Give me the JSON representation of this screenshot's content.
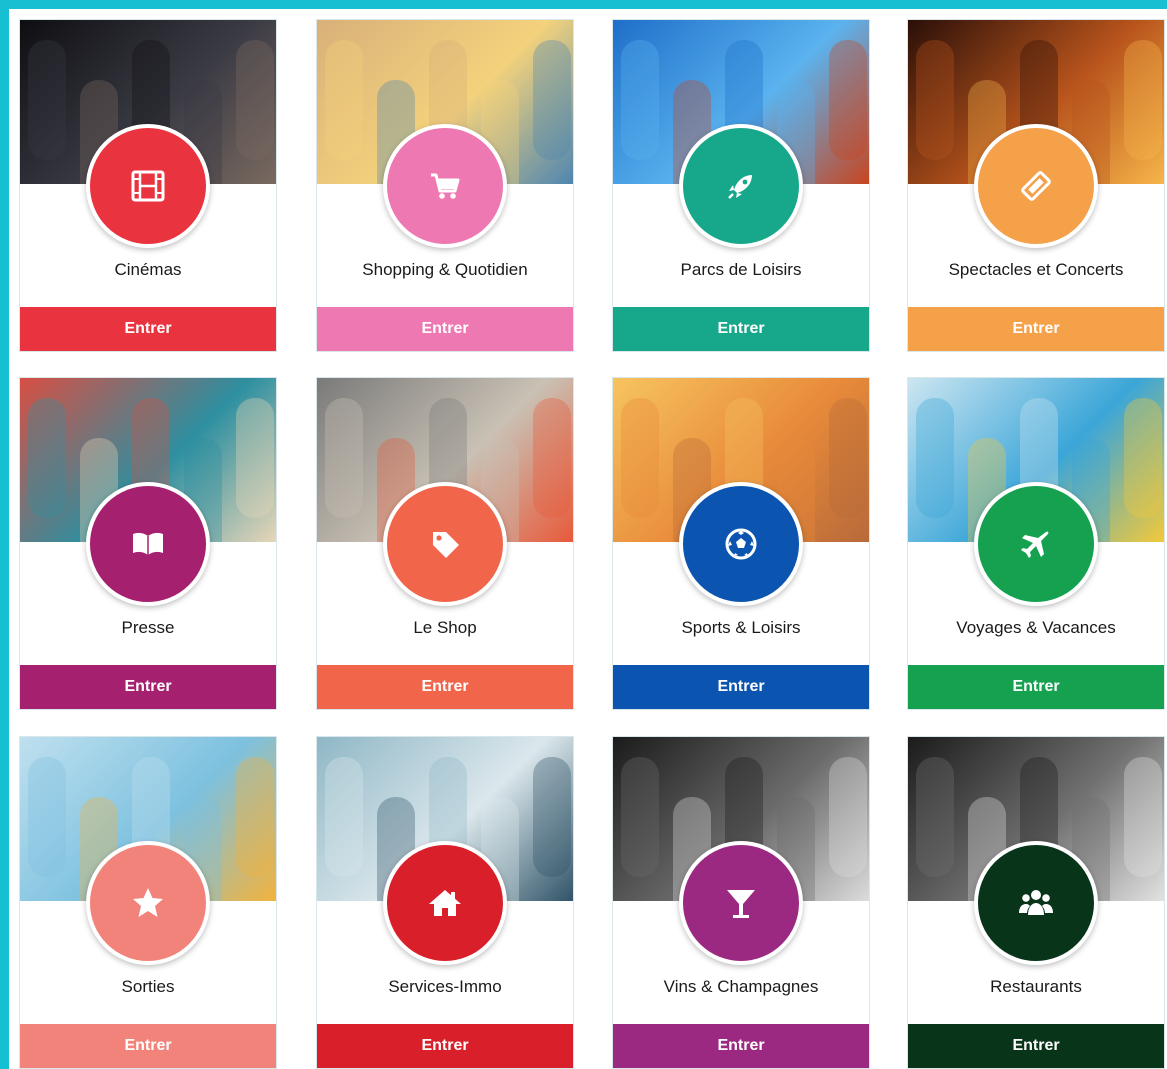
{
  "cards": [
    {
      "title": "Cinémas",
      "button": "Entrer",
      "color": "#e93440",
      "icon": "film-icon",
      "photo": [
        "#0e0e12",
        "#3a3a44",
        "#7a6a60"
      ]
    },
    {
      "title": "Shopping & Quotidien",
      "button": "Entrer",
      "color": "#ee78b2",
      "icon": "cart-icon",
      "photo": [
        "#d8b07a",
        "#f3d27c",
        "#4e86b0"
      ]
    },
    {
      "title": "Parcs de Loisirs",
      "button": "Entrer",
      "color": "#17a88c",
      "icon": "rocket-icon",
      "photo": [
        "#1e6fc9",
        "#5ab3ef",
        "#c8451f"
      ]
    },
    {
      "title": "Spectacles et Concerts",
      "button": "Entrer",
      "color": "#f4a14a",
      "icon": "ticket-icon",
      "photo": [
        "#2a0f08",
        "#b8541c",
        "#f7b54a"
      ]
    },
    {
      "title": "Presse",
      "button": "Entrer",
      "color": "#a5206e",
      "icon": "book-icon",
      "photo": [
        "#d84f43",
        "#2d8fa0",
        "#e8d6b8"
      ]
    },
    {
      "title": "Le Shop",
      "button": "Entrer",
      "color": "#f1654b",
      "icon": "tag-icon",
      "photo": [
        "#7a7a7a",
        "#c9c1b4",
        "#e85a3a"
      ]
    },
    {
      "title": "Sports & Loisirs",
      "button": "Entrer",
      "color": "#0b55b1",
      "icon": "football-icon",
      "photo": [
        "#f7c45f",
        "#e88a3a",
        "#b86a3a"
      ]
    },
    {
      "title": "Voyages & Vacances",
      "button": "Entrer",
      "color": "#15a150",
      "icon": "plane-icon",
      "photo": [
        "#cde6f1",
        "#3ba6d8",
        "#f3c93a"
      ]
    },
    {
      "title": "Sorties",
      "button": "Entrer",
      "color": "#f2837a",
      "icon": "star-icon",
      "photo": [
        "#bfe0ef",
        "#7dc1df",
        "#f2b33e"
      ]
    },
    {
      "title": "Services-Immo",
      "button": "Entrer",
      "color": "#d91f2a",
      "icon": "home-icon",
      "photo": [
        "#8fb7c6",
        "#dbe7ec",
        "#305468"
      ]
    },
    {
      "title": "Vins & Champagnes",
      "button": "Entrer",
      "color": "#9b2981",
      "icon": "cocktail-icon",
      "photo": [
        "#1b1b1b",
        "#6b6b6b",
        "#dcdcdc"
      ]
    },
    {
      "title": "Restaurants",
      "button": "Entrer",
      "color": "#08351a",
      "icon": "group-icon",
      "photo": [
        "#1b1b1b",
        "#707070",
        "#e2e2e2"
      ]
    }
  ]
}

_ _ _ _

▶ [What you need to do]:
With the pictures omitted, reproduce the records in full and exactly.

▶ [Exercise result]:
Give me the JSON representation of this screenshot's content.
{
  "cards": [
    {
      "title": "Cinémas",
      "button": "Entrer",
      "color": "#e93440",
      "icon": "film-icon",
      "photo": [
        "#0e0e12",
        "#3a3a44",
        "#7a6a60"
      ]
    },
    {
      "title": "Shopping & Quotidien",
      "button": "Entrer",
      "color": "#ee78b2",
      "icon": "cart-icon",
      "photo": [
        "#d8b07a",
        "#f3d27c",
        "#4e86b0"
      ]
    },
    {
      "title": "Parcs de Loisirs",
      "button": "Entrer",
      "color": "#17a88c",
      "icon": "rocket-icon",
      "photo": [
        "#1e6fc9",
        "#5ab3ef",
        "#c8451f"
      ]
    },
    {
      "title": "Spectacles et Concerts",
      "button": "Entrer",
      "color": "#f4a14a",
      "icon": "ticket-icon",
      "photo": [
        "#2a0f08",
        "#b8541c",
        "#f7b54a"
      ]
    },
    {
      "title": "Presse",
      "button": "Entrer",
      "color": "#a5206e",
      "icon": "book-icon",
      "photo": [
        "#d84f43",
        "#2d8fa0",
        "#e8d6b8"
      ]
    },
    {
      "title": "Le Shop",
      "button": "Entrer",
      "color": "#f1654b",
      "icon": "tag-icon",
      "photo": [
        "#7a7a7a",
        "#c9c1b4",
        "#e85a3a"
      ]
    },
    {
      "title": "Sports & Loisirs",
      "button": "Entrer",
      "color": "#0b55b1",
      "icon": "football-icon",
      "photo": [
        "#f7c45f",
        "#e88a3a",
        "#b86a3a"
      ]
    },
    {
      "title": "Voyages & Vacances",
      "button": "Entrer",
      "color": "#15a150",
      "icon": "plane-icon",
      "photo": [
        "#cde6f1",
        "#3ba6d8",
        "#f3c93a"
      ]
    },
    {
      "title": "Sorties",
      "button": "Entrer",
      "color": "#f2837a",
      "icon": "star-icon",
      "photo": [
        "#bfe0ef",
        "#7dc1df",
        "#f2b33e"
      ]
    },
    {
      "title": "Services-Immo",
      "button": "Entrer",
      "color": "#d91f2a",
      "icon": "home-icon",
      "photo": [
        "#8fb7c6",
        "#dbe7ec",
        "#305468"
      ]
    },
    {
      "title": "Vins & Champagnes",
      "button": "Entrer",
      "color": "#9b2981",
      "icon": "cocktail-icon",
      "photo": [
        "#1b1b1b",
        "#6b6b6b",
        "#dcdcdc"
      ]
    },
    {
      "title": "Restaurants",
      "button": "Entrer",
      "color": "#08351a",
      "icon": "group-icon",
      "photo": [
        "#1b1b1b",
        "#707070",
        "#e2e2e2"
      ]
    }
  ]
}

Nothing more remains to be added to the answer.